- What you are asked to do:
Note each line that includes the word "DOCE". Copy those lines.
-- START Given records --
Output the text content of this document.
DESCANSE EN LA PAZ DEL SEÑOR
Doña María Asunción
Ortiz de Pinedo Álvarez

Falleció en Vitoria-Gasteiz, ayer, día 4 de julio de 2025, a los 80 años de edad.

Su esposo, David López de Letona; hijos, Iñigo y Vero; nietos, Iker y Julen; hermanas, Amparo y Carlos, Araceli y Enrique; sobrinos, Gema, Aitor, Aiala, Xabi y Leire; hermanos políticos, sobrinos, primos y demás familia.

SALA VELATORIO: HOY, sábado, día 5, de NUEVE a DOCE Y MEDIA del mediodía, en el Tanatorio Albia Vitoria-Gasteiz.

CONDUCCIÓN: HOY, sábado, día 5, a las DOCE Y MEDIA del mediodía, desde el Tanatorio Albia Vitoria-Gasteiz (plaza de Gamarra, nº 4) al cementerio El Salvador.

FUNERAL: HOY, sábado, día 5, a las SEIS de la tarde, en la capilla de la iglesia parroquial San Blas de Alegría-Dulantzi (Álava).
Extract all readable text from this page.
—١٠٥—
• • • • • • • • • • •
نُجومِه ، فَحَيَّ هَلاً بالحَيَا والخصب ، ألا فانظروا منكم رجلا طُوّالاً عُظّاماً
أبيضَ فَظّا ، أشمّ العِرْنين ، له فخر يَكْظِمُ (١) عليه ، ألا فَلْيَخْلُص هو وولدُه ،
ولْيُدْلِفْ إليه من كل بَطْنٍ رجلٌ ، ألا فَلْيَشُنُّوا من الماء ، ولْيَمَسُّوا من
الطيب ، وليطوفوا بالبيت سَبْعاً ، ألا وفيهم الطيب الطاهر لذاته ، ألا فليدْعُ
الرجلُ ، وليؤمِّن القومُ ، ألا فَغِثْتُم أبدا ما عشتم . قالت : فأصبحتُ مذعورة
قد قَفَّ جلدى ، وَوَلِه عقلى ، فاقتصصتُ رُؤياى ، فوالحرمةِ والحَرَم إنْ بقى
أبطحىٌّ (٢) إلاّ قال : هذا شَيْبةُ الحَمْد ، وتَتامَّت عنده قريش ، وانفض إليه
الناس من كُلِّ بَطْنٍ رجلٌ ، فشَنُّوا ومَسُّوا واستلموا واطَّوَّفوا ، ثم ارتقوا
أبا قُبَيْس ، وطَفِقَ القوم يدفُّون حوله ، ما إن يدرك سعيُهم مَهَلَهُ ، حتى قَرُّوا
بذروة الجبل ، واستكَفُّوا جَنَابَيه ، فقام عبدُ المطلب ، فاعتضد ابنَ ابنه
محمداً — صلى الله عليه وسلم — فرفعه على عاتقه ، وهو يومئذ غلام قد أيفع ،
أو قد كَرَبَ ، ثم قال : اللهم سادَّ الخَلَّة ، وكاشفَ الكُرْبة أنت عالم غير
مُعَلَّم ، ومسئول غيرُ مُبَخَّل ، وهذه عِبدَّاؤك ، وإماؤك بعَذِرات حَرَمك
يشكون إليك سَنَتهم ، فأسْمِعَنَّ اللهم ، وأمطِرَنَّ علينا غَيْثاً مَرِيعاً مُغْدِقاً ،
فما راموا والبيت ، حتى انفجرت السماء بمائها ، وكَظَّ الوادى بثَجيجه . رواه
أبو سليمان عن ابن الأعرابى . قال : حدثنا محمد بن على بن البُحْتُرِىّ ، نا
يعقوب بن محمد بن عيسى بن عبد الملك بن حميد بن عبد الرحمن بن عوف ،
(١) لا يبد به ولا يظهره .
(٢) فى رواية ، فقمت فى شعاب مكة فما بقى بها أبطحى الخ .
-- END Given records --
- Solution:
SALA VELATORIO: HOY, sábado, día 5, de NUEVE a DOCE Y MEDIA del mediodía, en el Tanatorio Albia Vitoria-Gasteiz.
CONDUCCIÓN: HOY, sábado, día 5, a las DOCE Y MEDIA del mediodía, desde el Tanatorio Albia Vitoria-Gasteiz (plaza de Gamarra, nº 4) al cementerio El Salvador.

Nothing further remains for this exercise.